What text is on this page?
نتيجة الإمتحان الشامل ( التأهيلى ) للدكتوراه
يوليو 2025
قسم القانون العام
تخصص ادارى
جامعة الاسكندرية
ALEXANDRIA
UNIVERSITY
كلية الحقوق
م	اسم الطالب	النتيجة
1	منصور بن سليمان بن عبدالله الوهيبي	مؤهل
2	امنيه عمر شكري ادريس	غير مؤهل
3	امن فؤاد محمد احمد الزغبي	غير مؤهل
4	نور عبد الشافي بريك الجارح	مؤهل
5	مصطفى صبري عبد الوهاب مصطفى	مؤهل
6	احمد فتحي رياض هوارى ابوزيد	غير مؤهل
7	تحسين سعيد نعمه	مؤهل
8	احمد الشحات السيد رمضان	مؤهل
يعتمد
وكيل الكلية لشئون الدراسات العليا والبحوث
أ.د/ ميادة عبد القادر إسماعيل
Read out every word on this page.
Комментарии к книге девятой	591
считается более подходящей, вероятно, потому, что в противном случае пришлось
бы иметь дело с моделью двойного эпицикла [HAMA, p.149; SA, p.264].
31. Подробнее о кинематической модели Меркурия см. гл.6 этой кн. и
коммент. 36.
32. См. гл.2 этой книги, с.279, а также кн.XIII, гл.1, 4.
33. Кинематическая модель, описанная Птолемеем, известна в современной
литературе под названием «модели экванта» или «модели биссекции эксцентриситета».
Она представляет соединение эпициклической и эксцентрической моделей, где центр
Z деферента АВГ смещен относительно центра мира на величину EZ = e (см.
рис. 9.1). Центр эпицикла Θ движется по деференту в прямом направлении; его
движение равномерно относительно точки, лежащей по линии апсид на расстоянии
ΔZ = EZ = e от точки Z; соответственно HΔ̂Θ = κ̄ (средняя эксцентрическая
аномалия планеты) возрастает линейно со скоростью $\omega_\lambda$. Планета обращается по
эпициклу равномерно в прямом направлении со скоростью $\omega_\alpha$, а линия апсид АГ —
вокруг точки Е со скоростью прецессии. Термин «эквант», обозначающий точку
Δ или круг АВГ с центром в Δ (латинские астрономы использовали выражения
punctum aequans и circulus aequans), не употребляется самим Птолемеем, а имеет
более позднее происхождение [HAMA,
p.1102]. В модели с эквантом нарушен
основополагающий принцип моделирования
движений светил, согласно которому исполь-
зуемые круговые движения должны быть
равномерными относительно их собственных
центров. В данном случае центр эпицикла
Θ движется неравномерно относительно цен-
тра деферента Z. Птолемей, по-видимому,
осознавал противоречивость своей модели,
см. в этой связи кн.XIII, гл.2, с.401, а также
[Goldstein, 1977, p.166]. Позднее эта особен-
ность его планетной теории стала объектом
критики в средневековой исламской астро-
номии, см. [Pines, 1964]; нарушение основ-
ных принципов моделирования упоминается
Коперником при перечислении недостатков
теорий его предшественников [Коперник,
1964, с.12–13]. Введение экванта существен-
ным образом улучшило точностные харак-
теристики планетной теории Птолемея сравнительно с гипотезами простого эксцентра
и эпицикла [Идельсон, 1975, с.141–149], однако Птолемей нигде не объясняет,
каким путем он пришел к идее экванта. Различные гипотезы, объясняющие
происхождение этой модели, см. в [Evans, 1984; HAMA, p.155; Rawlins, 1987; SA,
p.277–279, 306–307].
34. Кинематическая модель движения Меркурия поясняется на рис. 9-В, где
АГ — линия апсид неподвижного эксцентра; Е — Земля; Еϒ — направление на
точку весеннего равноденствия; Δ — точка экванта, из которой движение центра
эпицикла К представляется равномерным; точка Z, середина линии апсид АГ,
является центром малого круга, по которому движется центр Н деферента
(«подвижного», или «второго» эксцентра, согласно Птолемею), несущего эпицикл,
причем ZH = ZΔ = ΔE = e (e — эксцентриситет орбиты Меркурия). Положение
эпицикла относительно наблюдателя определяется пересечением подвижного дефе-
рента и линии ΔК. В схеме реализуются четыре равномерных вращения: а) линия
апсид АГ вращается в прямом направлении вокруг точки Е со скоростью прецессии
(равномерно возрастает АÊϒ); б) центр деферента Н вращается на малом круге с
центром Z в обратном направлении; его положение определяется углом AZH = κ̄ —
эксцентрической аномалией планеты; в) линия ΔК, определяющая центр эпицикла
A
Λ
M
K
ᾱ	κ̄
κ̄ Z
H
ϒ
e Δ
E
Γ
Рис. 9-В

==================================================

* Direction
Pull out every line holding "вращается" from the records above, and copy it.

* Answer for the task
апсид АГ вращается в прямом направлении вокруг точки Е со скоростью прецессии
(равномерно возрастает АÊϒ); б) центр деферента Н вращается на малом круге с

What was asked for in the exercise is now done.